_Directive_
Return every line of the data below that includes the string "well".

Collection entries
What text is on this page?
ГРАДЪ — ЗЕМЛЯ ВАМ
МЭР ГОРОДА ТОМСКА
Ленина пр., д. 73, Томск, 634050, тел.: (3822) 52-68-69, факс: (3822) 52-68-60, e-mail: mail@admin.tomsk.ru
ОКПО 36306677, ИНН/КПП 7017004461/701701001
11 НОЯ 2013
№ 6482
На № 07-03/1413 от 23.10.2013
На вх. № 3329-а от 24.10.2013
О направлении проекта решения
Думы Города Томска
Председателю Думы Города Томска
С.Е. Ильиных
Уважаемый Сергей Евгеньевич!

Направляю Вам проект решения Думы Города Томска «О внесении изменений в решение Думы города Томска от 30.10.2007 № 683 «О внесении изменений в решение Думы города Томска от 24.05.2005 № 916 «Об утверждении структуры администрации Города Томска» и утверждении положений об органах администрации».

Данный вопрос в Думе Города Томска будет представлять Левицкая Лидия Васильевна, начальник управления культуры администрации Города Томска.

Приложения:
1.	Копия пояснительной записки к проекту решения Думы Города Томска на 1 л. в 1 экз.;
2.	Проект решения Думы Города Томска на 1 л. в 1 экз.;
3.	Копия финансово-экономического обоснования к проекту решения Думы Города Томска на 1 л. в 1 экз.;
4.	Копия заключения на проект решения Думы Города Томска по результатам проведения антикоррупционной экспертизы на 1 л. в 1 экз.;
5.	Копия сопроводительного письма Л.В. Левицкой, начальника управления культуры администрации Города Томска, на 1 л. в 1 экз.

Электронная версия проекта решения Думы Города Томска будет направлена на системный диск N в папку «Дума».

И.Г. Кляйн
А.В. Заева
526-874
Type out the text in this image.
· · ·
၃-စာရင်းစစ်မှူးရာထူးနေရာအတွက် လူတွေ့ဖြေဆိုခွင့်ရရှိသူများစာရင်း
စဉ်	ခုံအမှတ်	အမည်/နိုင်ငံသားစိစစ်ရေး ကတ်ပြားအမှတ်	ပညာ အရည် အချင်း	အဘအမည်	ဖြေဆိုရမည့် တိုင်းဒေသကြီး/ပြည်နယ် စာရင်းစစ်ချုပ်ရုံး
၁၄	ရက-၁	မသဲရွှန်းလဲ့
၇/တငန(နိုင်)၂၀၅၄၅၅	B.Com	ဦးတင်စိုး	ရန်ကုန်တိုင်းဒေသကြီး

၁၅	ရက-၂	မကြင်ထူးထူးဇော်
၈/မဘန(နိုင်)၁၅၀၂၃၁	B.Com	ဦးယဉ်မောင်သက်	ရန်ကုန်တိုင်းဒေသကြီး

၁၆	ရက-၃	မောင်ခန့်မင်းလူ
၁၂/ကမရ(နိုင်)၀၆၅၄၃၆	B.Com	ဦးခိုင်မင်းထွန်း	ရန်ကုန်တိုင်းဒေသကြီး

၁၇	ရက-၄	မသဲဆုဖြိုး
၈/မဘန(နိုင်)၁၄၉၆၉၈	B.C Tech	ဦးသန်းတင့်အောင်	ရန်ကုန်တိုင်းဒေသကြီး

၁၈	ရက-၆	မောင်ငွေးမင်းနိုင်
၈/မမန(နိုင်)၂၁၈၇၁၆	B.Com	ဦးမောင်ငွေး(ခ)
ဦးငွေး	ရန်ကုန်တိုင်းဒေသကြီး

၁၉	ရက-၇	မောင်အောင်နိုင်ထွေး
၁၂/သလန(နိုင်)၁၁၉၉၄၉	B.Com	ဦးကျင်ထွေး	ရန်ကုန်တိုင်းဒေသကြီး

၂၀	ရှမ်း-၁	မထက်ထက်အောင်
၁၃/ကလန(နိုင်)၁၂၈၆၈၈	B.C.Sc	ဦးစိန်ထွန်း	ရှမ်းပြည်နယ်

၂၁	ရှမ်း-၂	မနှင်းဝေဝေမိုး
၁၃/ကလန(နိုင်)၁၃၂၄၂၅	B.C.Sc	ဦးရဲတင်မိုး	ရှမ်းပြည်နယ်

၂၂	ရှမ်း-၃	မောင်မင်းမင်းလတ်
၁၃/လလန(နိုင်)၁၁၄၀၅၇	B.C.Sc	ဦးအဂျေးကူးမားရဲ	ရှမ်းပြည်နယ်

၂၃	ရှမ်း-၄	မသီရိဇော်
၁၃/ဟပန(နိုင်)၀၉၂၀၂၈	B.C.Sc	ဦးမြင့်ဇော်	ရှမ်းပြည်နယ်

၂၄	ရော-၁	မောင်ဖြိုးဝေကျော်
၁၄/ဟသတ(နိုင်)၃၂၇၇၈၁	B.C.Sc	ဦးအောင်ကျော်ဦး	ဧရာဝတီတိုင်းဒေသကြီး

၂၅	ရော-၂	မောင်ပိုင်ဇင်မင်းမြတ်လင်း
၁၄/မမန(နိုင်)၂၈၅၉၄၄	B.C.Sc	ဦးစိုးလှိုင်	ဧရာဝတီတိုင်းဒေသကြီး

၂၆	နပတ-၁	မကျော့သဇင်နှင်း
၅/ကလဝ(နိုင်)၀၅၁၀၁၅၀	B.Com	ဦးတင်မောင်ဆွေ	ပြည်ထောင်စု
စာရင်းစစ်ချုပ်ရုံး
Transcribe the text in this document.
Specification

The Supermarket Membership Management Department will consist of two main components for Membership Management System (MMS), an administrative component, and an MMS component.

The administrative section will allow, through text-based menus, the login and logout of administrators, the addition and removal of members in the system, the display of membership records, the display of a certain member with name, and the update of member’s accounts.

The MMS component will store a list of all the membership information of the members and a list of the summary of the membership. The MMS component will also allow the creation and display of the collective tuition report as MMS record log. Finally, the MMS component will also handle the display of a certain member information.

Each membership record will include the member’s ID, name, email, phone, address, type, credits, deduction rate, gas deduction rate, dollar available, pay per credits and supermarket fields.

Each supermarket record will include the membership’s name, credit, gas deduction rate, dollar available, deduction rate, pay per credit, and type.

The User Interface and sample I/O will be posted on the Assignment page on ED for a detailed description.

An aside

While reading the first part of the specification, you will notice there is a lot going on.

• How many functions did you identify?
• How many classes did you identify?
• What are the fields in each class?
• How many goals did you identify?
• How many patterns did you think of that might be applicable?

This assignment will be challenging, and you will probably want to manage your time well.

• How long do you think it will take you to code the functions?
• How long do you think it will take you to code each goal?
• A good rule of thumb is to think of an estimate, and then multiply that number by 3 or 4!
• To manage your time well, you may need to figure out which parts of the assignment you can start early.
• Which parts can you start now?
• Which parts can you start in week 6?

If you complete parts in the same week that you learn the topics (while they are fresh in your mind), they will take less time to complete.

_Output for this task_
This assignment will be challenging, and you will probably want to manage your time well.
• To manage your time well, you may need to figure out which parts of the assignment you can start early.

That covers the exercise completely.